STATED PROBLEM
In the listing below, find every line containing "رواية" and copy it out.

DATA ROWS
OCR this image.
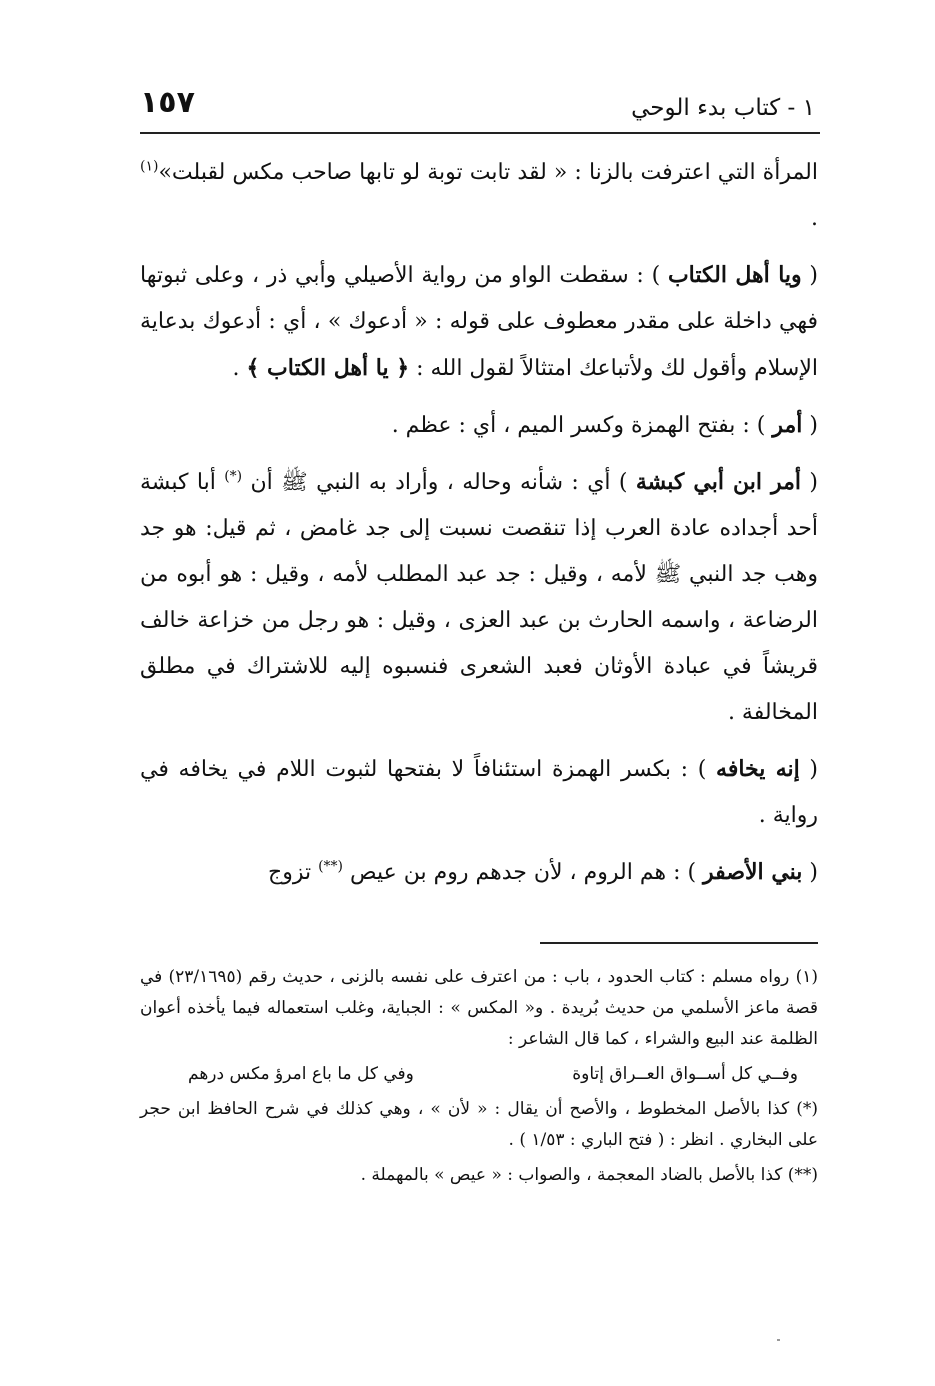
١٥٧	١ - كتاب بدء الوحي

المرأة التي اعترفت بالزنا : « لقد تابت توبة لو تابها صاحب مكس لقبلت»$^{(١)}$ .

( ويا أهل الكتاب ) : سقطت الواو من رواية الأصيلي وأبي ذر ، وعلى ثبوتها فهي داخلة على مقدر معطوف على قوله : « أدعوك » ، أي : أدعوك بدعاية الإسلام وأقول لك ولأتباعك امتثالاً لقول الله : ﴿ يا أهل الكتاب ﴾ .

( أمر ) : بفتح الهمزة وكسر الميم ، أي : عظم .

( أمر ابن أبي كبشة ) أي : شأنه وحاله ، وأراد به النبي ﷺ أن (*) أبا كبشة أحد أجداده عادة العرب إذا تنقصت نسبت إلى جد غامض ، ثم قيل: هو جد وهب جد النبي ﷺ لأمه ، وقيل : جد عبد المطلب لأمه ، وقيل : هو أبوه من الرضاعة ، واسمه الحارث بن عبد العزى ، وقيل : هو رجل من خزاعة خالف قريشاً في عبادة الأوثان فعبد الشعرى فنسبوه إليه للاشتراك في مطلق المخالفة .

( إنه يخافه ) : بكسر الهمزة استئنافاً لا بفتحها لثبوت اللام في يخافه في رواية .

( بني الأصفر ) : هم الروم ، لأن جدهم روم بن عيص (**) تزوج

(١) رواه مسلم : كتاب الحدود ، باب : من اعترف على نفسه بالزنى ، حديث رقم (٢٣/١٦٩٥) في قصة ماعز الأسلمي من حديث بُريدة . و« المكس » : الجباية، وغلب استعماله فيما يأخذه أعوان الظلمة عند البيع والشراء ، كما قال الشاعر :

وفــي كل أســواق العــراق إتاوة
وفي كل ما باع امرؤ مكس درهم

(*) كذا بالأصل المخطوط ، والأصح أن يقال : « لأن » ، وهي كذلك في شرح الحافظ ابن حجر على البخاري . انظر : ( فتح الباري : ١/٥٣ ) .

(**) كذا بالأصل بالضاد المعجمة ، والصواب : « عيص » بالمهملة .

CORRECT OUTPUT
( ويا أهل الكتاب ) : سقطت الواو من رواية الأصيلي وأبي ذر ، وعلى ثبوتها فهي داخلة على مقدر معطوف على قوله : « أدعوك » ، أي : أدعوك بدعاية الإسلام وأقول لك ولأتباعك امتثالاً لقول الله : ﴿ يا أهل الكتاب ﴾ .
( إنه يخافه ) : بكسر الهمزة استئنافاً لا بفتحها لثبوت اللام في يخافه في رواية .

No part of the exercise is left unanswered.